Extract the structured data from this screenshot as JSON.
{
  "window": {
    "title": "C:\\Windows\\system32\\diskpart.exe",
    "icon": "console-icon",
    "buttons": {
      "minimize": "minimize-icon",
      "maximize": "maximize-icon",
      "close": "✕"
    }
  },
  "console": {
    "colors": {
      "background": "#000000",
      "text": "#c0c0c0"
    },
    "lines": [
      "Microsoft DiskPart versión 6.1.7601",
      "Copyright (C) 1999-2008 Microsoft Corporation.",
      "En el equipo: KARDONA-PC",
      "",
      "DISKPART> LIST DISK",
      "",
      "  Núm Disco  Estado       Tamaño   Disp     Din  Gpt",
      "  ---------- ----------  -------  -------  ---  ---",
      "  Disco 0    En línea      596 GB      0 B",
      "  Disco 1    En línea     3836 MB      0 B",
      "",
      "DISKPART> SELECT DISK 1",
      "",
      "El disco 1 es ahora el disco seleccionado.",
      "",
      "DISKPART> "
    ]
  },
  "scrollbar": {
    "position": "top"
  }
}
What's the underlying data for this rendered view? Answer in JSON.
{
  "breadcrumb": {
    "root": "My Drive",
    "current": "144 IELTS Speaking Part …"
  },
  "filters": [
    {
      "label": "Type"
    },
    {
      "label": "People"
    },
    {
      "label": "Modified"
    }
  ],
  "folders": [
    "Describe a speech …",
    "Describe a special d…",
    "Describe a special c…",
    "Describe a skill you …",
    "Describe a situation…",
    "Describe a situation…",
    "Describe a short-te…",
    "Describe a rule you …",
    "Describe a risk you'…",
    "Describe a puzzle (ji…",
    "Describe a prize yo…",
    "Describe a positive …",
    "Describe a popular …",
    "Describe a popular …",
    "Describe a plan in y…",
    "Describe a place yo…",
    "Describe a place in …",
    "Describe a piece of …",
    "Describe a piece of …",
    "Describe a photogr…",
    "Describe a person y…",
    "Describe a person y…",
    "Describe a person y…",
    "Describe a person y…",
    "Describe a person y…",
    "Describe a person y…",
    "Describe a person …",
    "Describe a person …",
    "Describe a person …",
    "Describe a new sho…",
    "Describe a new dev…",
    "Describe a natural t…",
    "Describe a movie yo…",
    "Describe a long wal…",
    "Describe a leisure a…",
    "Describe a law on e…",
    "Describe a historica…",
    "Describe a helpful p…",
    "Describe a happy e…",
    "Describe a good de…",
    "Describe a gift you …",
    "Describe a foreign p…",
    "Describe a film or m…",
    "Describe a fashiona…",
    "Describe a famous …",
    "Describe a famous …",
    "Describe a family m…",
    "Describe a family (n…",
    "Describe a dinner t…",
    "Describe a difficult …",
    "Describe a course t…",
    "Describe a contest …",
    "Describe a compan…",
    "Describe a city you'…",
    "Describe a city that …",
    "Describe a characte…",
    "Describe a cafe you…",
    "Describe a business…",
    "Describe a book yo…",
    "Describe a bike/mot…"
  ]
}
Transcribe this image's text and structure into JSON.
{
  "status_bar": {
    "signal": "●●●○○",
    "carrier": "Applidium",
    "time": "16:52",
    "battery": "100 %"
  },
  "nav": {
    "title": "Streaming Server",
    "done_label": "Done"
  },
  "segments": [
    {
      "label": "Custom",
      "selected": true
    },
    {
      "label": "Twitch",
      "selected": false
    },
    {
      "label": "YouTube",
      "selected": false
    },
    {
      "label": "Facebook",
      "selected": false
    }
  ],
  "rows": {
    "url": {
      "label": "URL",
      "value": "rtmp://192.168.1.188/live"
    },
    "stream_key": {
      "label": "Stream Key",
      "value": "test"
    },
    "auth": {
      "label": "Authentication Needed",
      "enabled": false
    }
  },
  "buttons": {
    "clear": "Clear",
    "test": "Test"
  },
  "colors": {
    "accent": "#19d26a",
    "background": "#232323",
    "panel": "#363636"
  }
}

## Description of the task:
Take the records above and return them exactly as written.

## Written response:
Extract the structured data from this screenshot as JSON.
{
  "window": {
    "title": "C:\\Windows\\system32\\diskpart.exe",
    "icon": "console-icon",
    "buttons": {
      "minimize": "minimize-icon",
      "maximize": "maximize-icon",
      "close": "✕"
    }
  },
  "console": {
    "colors": {
      "background": "#000000",
      "text": "#c0c0c0"
    },
    "lines": [
      "Microsoft DiskPart versión 6.1.7601",
      "Copyright (C) 1999-2008 Microsoft Corporation.",
      "En el equipo: KARDONA-PC",
      "",
      "DISKPART> LIST DISK",
      "",
      "  Núm Disco  Estado       Tamaño   Disp     Din  Gpt",
      "  ---------- ----------  -------  -------  ---  ---",
      "  Disco 0    En línea      596 GB      0 B",
      "  Disco 1    En línea     3836 MB      0 B",
      "",
      "DISKPART> SELECT DISK 1",
      "",
      "El disco 1 es ahora el disco seleccionado.",
      "",
      "DISKPART> "
    ]
  },
  "scrollbar": {
    "position": "top"
  }
}
What's the underlying data for this rendered view? Answer in JSON.
{
  "breadcrumb": {
    "root": "My Drive",
    "current": "144 IELTS Speaking Part …"
  },
  "filters": [
    {
      "label": "Type"
    },
    {
      "label": "People"
    },
    {
      "label": "Modified"
    }
  ],
  "folders": [
    "Describe a speech …",
    "Describe a special d…",
    "Describe a special c…",
    "Describe a skill you …",
    "Describe a situation…",
    "Describe a situation…",
    "Describe a short-te…",
    "Describe a rule you …",
    "Describe a risk you'…",
    "Describe a puzzle (ji…",
    "Describe a prize yo…",
    "Describe a positive …",
    "Describe a popular …",
    "Describe a popular …",
    "Describe a plan in y…",
    "Describe a place yo…",
    "Describe a place in …",
    "Describe a piece of …",
    "Describe a piece of …",
    "Describe a photogr…",
    "Describe a person y…",
    "Describe a person y…",
    "Describe a person y…",
    "Describe a person y…",
    "Describe a person y…",
    "Describe a person y…",
    "Describe a person …",
    "Describe a person …",
    "Describe a person …",
    "Describe a new sho…",
    "Describe a new dev…",
    "Describe a natural t…",
    "Describe a movie yo…",
    "Describe a long wal…",
    "Describe a leisure a…",
    "Describe a law on e…",
    "Describe a historica…",
    "Describe a helpful p…",
    "Describe a happy e…",
    "Describe a good de…",
    "Describe a gift you …",
    "Describe a foreign p…",
    "Describe a film or m…",
    "Describe a fashiona…",
    "Describe a famous …",
    "Describe a famous …",
    "Describe a family m…",
    "Describe a family (n…",
    "Describe a dinner t…",
    "Describe a difficult …",
    "Describe a course t…",
    "Describe a contest …",
    "Describe a compan…",
    "Describe a city you'…",
    "Describe a city that …",
    "Describe a characte…",
    "Describe a cafe you…",
    "Describe a business…",
    "Describe a book yo…",
    "Describe a bike/mot…"
  ]
}
Transcribe this image's text and structure into JSON.
{
  "status_bar": {
    "signal": "●●●○○",
    "carrier": "Applidium",
    "time": "16:52",
    "battery": "100 %"
  },
  "nav": {
    "title": "Streaming Server",
    "done_label": "Done"
  },
  "segments": [
    {
      "label": "Custom",
      "selected": true
    },
    {
      "label": "Twitch",
      "selected": false
    },
    {
      "label": "YouTube",
      "selected": false
    },
    {
      "label": "Facebook",
      "selected": false
    }
  ],
  "rows": {
    "url": {
      "label": "URL",
      "value": "rtmp://192.168.1.188/live"
    },
    "stream_key": {
      "label": "Stream Key",
      "value": "test"
    },
    "auth": {
      "label": "Authentication Needed",
      "enabled": false
    }
  },
  "buttons": {
    "clear": "Clear",
    "test": "Test"
  },
  "colors": {
    "accent": "#19d26a",
    "background": "#232323",
    "panel": "#363636"
  }
}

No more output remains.